— Begin Working data —

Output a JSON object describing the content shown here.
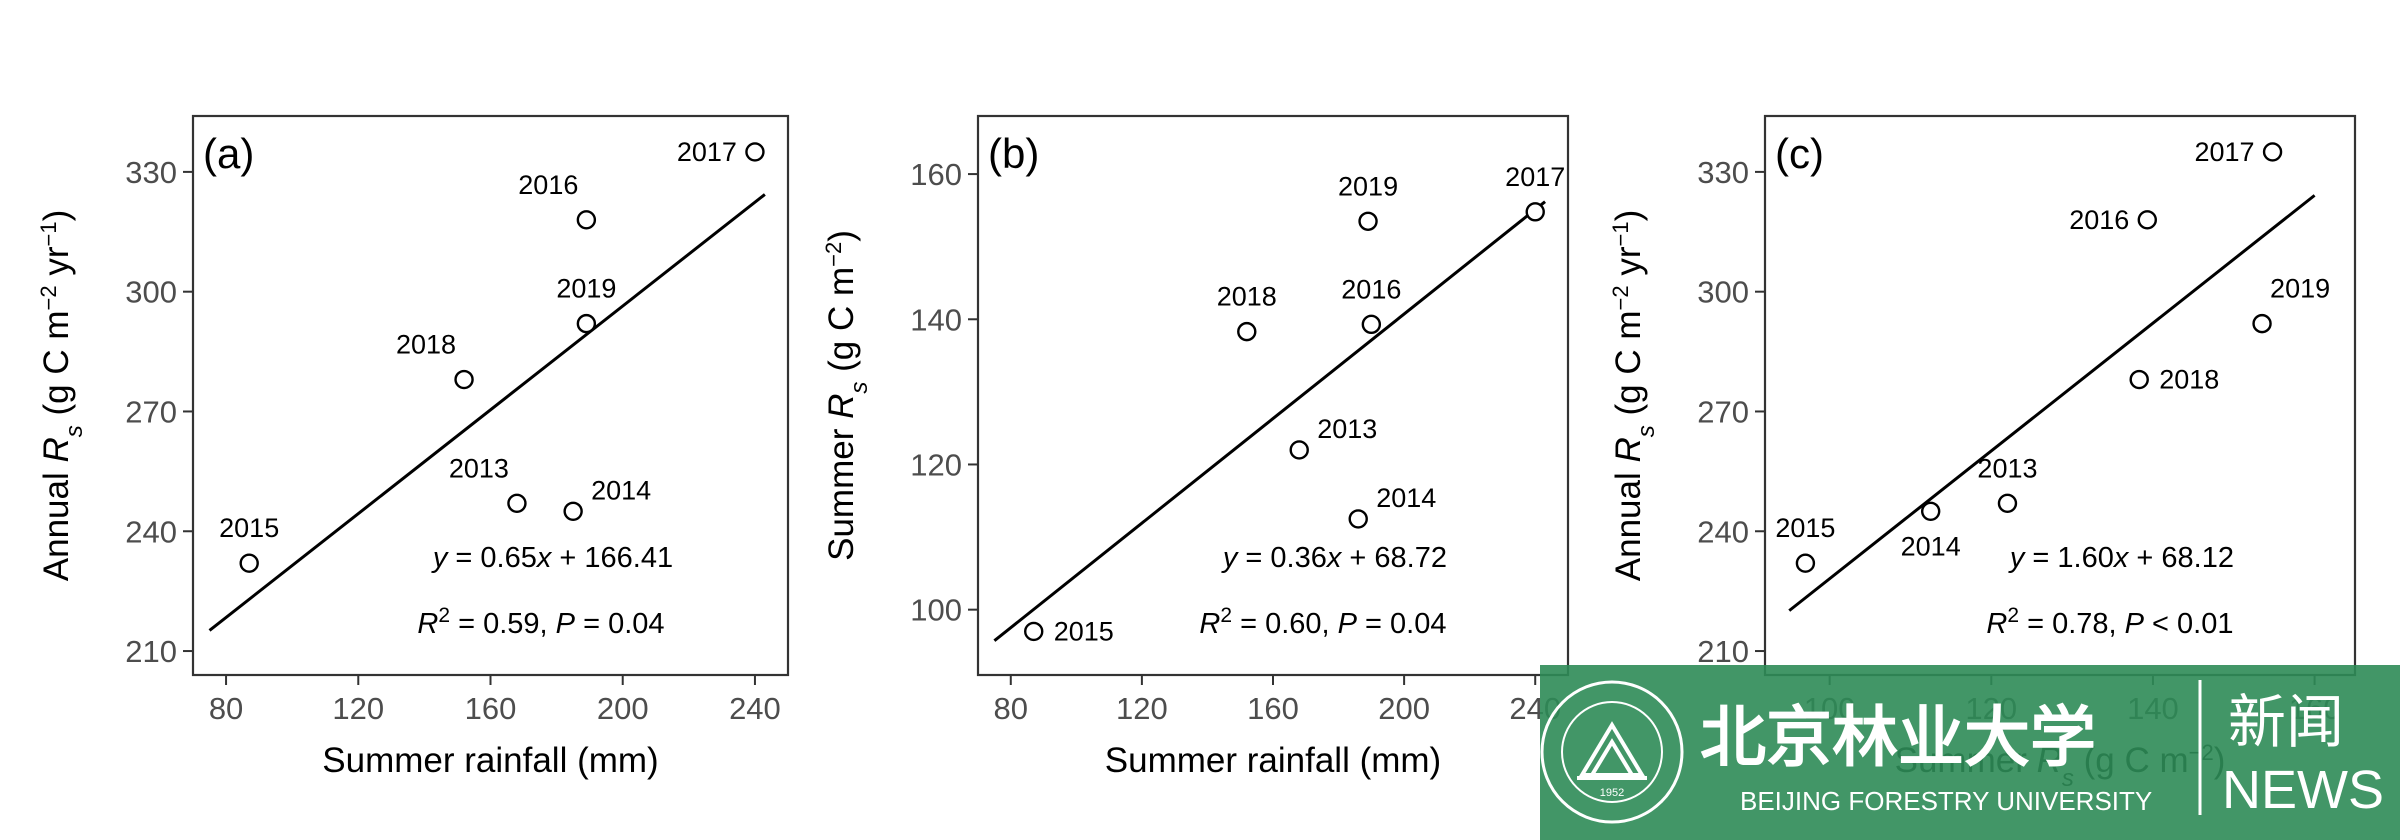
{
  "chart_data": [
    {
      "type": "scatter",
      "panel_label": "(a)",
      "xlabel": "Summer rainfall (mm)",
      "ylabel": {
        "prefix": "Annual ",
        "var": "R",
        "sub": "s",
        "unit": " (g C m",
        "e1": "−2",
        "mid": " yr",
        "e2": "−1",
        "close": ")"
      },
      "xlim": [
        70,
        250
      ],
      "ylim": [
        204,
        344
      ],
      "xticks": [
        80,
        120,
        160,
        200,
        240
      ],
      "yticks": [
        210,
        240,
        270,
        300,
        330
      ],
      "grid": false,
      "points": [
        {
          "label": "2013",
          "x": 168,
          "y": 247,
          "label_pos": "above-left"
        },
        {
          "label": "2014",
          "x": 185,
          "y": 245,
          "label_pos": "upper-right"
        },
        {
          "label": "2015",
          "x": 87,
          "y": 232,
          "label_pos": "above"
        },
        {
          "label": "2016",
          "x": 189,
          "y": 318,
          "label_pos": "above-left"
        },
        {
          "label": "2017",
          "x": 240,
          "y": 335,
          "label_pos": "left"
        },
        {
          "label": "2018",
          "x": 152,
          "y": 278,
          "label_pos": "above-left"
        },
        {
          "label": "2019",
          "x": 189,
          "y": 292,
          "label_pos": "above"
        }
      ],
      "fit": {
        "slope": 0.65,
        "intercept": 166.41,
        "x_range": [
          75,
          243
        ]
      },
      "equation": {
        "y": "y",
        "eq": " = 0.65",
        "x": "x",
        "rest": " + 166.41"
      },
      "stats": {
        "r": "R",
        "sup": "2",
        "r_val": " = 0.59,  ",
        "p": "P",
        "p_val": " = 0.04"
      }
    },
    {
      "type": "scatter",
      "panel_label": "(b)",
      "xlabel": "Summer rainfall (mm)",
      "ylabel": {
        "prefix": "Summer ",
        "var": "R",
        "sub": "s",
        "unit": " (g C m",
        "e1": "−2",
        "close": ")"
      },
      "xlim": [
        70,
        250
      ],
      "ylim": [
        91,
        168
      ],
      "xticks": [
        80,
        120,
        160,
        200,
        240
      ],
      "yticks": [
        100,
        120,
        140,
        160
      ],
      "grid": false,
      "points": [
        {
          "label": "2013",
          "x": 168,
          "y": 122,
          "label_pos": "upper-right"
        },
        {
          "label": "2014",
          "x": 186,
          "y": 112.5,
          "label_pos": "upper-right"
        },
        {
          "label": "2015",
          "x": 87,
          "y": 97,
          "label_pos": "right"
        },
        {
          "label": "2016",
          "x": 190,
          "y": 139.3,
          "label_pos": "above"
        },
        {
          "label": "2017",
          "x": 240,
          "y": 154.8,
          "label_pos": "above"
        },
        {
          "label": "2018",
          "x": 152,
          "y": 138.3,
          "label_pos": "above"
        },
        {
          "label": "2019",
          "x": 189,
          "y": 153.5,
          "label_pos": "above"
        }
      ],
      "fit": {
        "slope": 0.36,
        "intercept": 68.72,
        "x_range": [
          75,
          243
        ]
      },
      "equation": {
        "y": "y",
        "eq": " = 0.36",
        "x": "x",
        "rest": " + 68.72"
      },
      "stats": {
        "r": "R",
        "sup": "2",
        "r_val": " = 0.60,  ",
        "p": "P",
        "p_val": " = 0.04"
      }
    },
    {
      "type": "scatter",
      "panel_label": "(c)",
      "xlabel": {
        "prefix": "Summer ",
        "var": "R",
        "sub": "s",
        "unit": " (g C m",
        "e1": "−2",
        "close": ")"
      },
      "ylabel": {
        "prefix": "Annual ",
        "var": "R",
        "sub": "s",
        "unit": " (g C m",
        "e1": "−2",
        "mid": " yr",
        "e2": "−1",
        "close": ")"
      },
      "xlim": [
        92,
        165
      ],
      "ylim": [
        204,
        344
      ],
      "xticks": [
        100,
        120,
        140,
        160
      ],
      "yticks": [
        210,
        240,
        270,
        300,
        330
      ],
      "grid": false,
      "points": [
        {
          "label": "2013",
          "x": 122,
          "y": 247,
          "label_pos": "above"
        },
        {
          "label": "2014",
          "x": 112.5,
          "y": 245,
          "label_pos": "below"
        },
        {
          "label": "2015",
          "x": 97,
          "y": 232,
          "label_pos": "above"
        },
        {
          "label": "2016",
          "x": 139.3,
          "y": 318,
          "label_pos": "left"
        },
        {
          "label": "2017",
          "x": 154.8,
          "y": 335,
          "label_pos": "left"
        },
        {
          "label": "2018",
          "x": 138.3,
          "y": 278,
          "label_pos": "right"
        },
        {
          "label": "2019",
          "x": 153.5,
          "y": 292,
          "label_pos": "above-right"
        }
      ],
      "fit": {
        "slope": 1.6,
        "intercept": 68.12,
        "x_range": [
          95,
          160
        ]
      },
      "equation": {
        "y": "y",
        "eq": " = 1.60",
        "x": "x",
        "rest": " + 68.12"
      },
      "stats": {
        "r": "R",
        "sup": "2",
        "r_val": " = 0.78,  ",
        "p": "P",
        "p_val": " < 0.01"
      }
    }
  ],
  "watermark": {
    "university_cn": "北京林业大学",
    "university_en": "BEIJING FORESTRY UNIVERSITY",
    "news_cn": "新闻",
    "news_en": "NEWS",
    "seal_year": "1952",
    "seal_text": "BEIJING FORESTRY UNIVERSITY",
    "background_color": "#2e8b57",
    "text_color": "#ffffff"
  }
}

— End Working data —
— Begin Working data —

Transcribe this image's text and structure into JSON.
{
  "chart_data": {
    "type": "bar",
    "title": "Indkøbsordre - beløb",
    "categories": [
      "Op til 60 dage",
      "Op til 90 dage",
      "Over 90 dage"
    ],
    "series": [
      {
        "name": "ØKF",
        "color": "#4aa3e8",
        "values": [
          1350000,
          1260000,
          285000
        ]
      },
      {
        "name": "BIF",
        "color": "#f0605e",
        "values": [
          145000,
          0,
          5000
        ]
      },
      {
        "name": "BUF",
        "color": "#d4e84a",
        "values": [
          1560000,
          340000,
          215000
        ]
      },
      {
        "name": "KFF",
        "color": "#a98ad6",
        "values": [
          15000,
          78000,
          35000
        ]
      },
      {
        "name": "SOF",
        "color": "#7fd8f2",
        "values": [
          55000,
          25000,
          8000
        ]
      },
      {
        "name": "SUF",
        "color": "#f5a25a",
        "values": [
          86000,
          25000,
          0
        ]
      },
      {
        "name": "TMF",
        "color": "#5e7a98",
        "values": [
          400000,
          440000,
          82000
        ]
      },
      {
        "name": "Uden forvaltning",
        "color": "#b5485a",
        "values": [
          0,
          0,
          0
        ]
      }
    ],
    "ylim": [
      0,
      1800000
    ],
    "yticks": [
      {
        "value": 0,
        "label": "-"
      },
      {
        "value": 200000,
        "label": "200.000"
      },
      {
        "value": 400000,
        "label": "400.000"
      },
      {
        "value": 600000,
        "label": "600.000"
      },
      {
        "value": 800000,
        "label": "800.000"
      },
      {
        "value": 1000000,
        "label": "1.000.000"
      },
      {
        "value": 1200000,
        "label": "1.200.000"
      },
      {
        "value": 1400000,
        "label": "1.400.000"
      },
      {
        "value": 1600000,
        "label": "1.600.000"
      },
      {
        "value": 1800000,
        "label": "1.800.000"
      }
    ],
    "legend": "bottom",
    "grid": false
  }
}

— End Working data —

Using the records above, select and copy every line that has the word "intercept".

#### Correct output
        "intercept": 166.41,
        "intercept": 68.72,
        "intercept": 68.12,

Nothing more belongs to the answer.